* Short exercise: Copy each line containing the word "name" from the records that follow, please.

[start]

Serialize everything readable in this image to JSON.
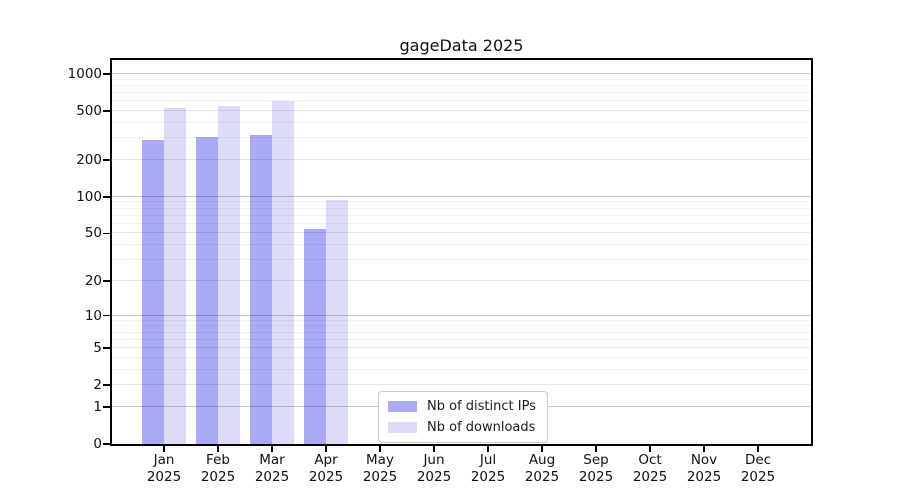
{
  "chart_data": {
    "type": "bar",
    "title": "gageData 2025",
    "y_axis": {
      "scale": "log10(1+value)",
      "ticks": [
        0,
        1,
        2,
        5,
        10,
        20,
        50,
        100,
        200,
        500,
        1000
      ],
      "minor_ticks": [
        3,
        4,
        6,
        7,
        8,
        9,
        30,
        40,
        60,
        70,
        80,
        90,
        300,
        400,
        600,
        700,
        800,
        900
      ],
      "range_max": 1000,
      "grid": "on"
    },
    "categories": [
      {
        "month": "Jan",
        "year": "2025"
      },
      {
        "month": "Feb",
        "year": "2025"
      },
      {
        "month": "Mar",
        "year": "2025"
      },
      {
        "month": "Apr",
        "year": "2025"
      },
      {
        "month": "May",
        "year": "2025"
      },
      {
        "month": "Jun",
        "year": "2025"
      },
      {
        "month": "Jul",
        "year": "2025"
      },
      {
        "month": "Aug",
        "year": "2025"
      },
      {
        "month": "Sep",
        "year": "2025"
      },
      {
        "month": "Oct",
        "year": "2025"
      },
      {
        "month": "Nov",
        "year": "2025"
      },
      {
        "month": "Dec",
        "year": "2025"
      }
    ],
    "series": [
      {
        "name": "Nb of distinct IPs",
        "color": "#a9a9f5",
        "values": [
          290,
          310,
          322,
          54,
          0,
          0,
          0,
          0,
          0,
          0,
          0,
          0
        ]
      },
      {
        "name": "Nb of downloads",
        "color": "#dcdcf8",
        "values": [
          535,
          555,
          600,
          95,
          0,
          0,
          0,
          0,
          0,
          0,
          0,
          0
        ]
      }
    ],
    "legend": {
      "position": "inside-bottom-center"
    }
  }
}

[end]

* Response to this task:
        "name": "Nb of distinct IPs",
        "name": "Nb of downloads",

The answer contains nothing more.